QUOTED TEXT:
※

Studio album by Newsted
- Released: August 6, 2013
- Recorded: March−April 2013
- Genre: Heavy metal
- Length: 57:03
- Label: Chophouse
- Producer: Jason Newsted

Newsted chronology
| Metal (2013) | Heavy Metal Music (2013) |  |

= Heavy Metal Music (album) =

Heavy Metal Music is the debut studio album by American heavy metal band Newsted. It was released on August 6, 2013, and is the only Newsted release to feature guitarist Mike Mushok who joined the band following their debut release EP, Metal (2013). It was the band's only full-length release prior to bassist/vocalist Jason Newsted shutting down the project in early 2014, though the band later reunited in 2023.

※

RAW DATA:
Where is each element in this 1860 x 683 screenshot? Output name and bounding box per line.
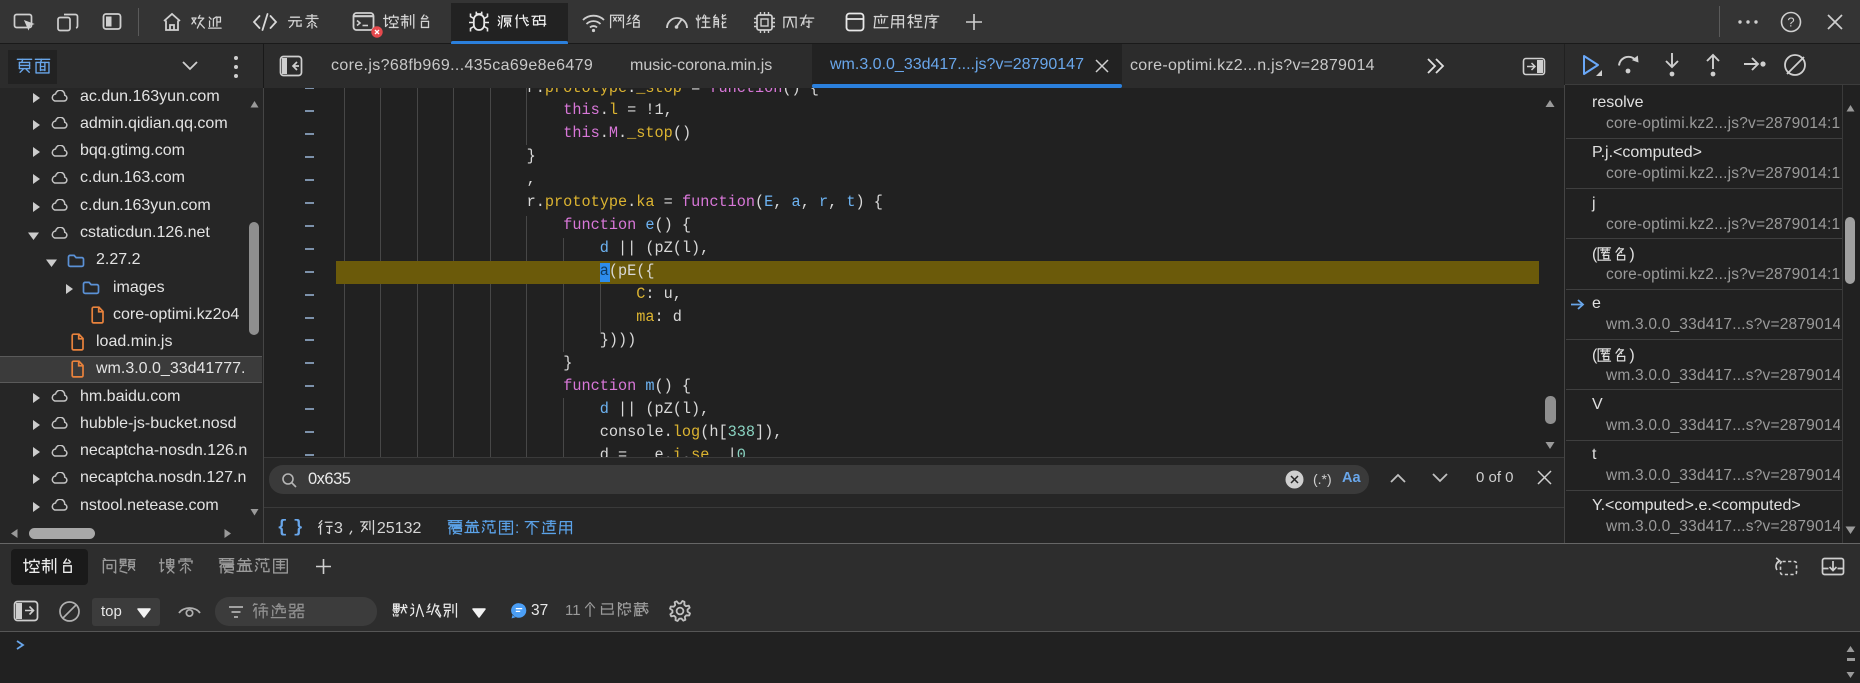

※

PROBLEM TO SOLVE: Please copy the Heavy Metal Music album text word for word, starting at "Newsted chronology" and ending at "reunited in 2023.".

THE SOLUTION:
Newsted chronology
| Metal (2013) | Heavy Metal Music (2013) |  |

= Heavy Metal Music (album) =

Heavy Metal Music is the debut studio album by American heavy metal band Newsted. It was released on August 6, 2013, and is the only Newsted release to feature guitarist Mike Mushok who joined the band following their debut release EP, Metal (2013). It was the band's only full-length release prior to bassist/vocalist Jason Newsted shutting down the project in early 2014, though the band later reunited in 2023.